• [Stated goal]:
Make an exact copy of the lines below.

[Records that describe figures]
╔══
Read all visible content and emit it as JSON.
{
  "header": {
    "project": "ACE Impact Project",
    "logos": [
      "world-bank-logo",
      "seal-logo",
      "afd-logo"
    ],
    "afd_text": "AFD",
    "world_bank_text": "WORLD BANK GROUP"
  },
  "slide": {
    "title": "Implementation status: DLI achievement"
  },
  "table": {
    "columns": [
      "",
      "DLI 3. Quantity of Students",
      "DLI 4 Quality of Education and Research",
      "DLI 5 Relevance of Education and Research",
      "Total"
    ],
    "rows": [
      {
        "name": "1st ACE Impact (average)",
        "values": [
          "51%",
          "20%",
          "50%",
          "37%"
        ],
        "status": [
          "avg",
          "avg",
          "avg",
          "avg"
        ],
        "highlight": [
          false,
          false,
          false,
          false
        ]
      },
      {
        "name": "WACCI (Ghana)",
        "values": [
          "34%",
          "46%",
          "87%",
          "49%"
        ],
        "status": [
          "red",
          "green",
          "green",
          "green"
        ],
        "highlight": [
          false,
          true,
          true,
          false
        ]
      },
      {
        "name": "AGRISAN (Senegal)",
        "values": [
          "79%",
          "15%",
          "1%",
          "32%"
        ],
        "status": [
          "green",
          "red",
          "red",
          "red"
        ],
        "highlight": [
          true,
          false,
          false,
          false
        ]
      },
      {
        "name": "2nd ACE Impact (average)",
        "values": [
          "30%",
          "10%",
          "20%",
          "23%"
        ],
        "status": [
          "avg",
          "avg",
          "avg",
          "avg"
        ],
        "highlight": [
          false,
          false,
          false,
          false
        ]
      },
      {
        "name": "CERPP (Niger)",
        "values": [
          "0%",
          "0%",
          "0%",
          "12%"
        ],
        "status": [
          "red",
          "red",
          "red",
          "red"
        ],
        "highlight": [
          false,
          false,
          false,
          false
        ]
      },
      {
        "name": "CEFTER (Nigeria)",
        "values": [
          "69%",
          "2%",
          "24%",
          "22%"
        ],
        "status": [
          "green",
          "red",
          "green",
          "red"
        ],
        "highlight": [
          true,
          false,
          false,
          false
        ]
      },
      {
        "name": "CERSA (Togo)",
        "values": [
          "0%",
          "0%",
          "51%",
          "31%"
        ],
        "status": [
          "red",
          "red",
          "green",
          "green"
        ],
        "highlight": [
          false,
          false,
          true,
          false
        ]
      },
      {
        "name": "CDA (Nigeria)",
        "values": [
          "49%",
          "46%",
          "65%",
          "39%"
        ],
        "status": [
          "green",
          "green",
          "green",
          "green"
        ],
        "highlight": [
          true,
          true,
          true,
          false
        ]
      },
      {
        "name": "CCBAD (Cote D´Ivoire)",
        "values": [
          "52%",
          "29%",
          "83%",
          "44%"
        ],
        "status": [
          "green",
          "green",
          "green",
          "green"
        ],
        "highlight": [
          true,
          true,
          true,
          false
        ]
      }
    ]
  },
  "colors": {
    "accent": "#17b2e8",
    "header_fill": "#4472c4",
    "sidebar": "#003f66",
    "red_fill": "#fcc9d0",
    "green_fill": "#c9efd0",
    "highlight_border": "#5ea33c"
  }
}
╚══
• [Task solution]:
Read all visible content and emit it as JSON.
{
  "header": {
    "project": "ACE Impact Project",
    "logos": [
      "world-bank-logo",
      "seal-logo",
      "afd-logo"
    ],
    "afd_text": "AFD",
    "world_bank_text": "WORLD BANK GROUP"
  },
  "slide": {
    "title": "Implementation status: DLI achievement"
  },
  "table": {
    "columns": [
      "",
      "DLI 3. Quantity of Students",
      "DLI 4 Quality of Education and Research",
      "DLI 5 Relevance of Education and Research",
      "Total"
    ],
    "rows": [
      {
        "name": "1st ACE Impact (average)",
        "values": [
          "51%",
          "20%",
          "50%",
          "37%"
        ],
        "status": [
          "avg",
          "avg",
          "avg",
          "avg"
        ],
        "highlight": [
          false,
          false,
          false,
          false
        ]
      },
      {
        "name": "WACCI (Ghana)",
        "values": [
          "34%",
          "46%",
          "87%",
          "49%"
        ],
        "status": [
          "red",
          "green",
          "green",
          "green"
        ],
        "highlight": [
          false,
          true,
          true,
          false
        ]
      },
      {
        "name": "AGRISAN (Senegal)",
        "values": [
          "79%",
          "15%",
          "1%",
          "32%"
        ],
        "status": [
          "green",
          "red",
          "red",
          "red"
        ],
        "highlight": [
          true,
          false,
          false,
          false
        ]
      },
      {
        "name": "2nd ACE Impact (average)",
        "values": [
          "30%",
          "10%",
          "20%",
          "23%"
        ],
        "status": [
          "avg",
          "avg",
          "avg",
          "avg"
        ],
        "highlight": [
          false,
          false,
          false,
          false
        ]
      },
      {
        "name": "CERPP (Niger)",
        "values": [
          "0%",
          "0%",
          "0%",
          "12%"
        ],
        "status": [
          "red",
          "red",
          "red",
          "red"
        ],
        "highlight": [
          false,
          false,
          false,
          false
        ]
      },
      {
        "name": "CEFTER (Nigeria)",
        "values": [
          "69%",
          "2%",
          "24%",
          "22%"
        ],
        "status": [
          "green",
          "red",
          "green",
          "red"
        ],
        "highlight": [
          true,
          false,
          false,
          false
        ]
      },
      {
        "name": "CERSA (Togo)",
        "values": [
          "0%",
          "0%",
          "51%",
          "31%"
        ],
        "status": [
          "red",
          "red",
          "green",
          "green"
        ],
        "highlight": [
          false,
          false,
          true,
          false
        ]
      },
      {
        "name": "CDA (Nigeria)",
        "values": [
          "49%",
          "46%",
          "65%",
          "39%"
        ],
        "status": [
          "green",
          "green",
          "green",
          "green"
        ],
        "highlight": [
          true,
          true,
          true,
          false
        ]
      },
      {
        "name": "CCBAD (Cote D´Ivoire)",
        "values": [
          "52%",
          "29%",
          "83%",
          "44%"
        ],
        "status": [
          "green",
          "green",
          "green",
          "green"
        ],
        "highlight": [
          true,
          true,
          true,
          false
        ]
      }
    ]
  },
  "colors": {
    "accent": "#17b2e8",
    "header_fill": "#4472c4",
    "sidebar": "#003f66",
    "red_fill": "#fcc9d0",
    "green_fill": "#c9efd0",
    "highlight_border": "#5ea33c"
  }
}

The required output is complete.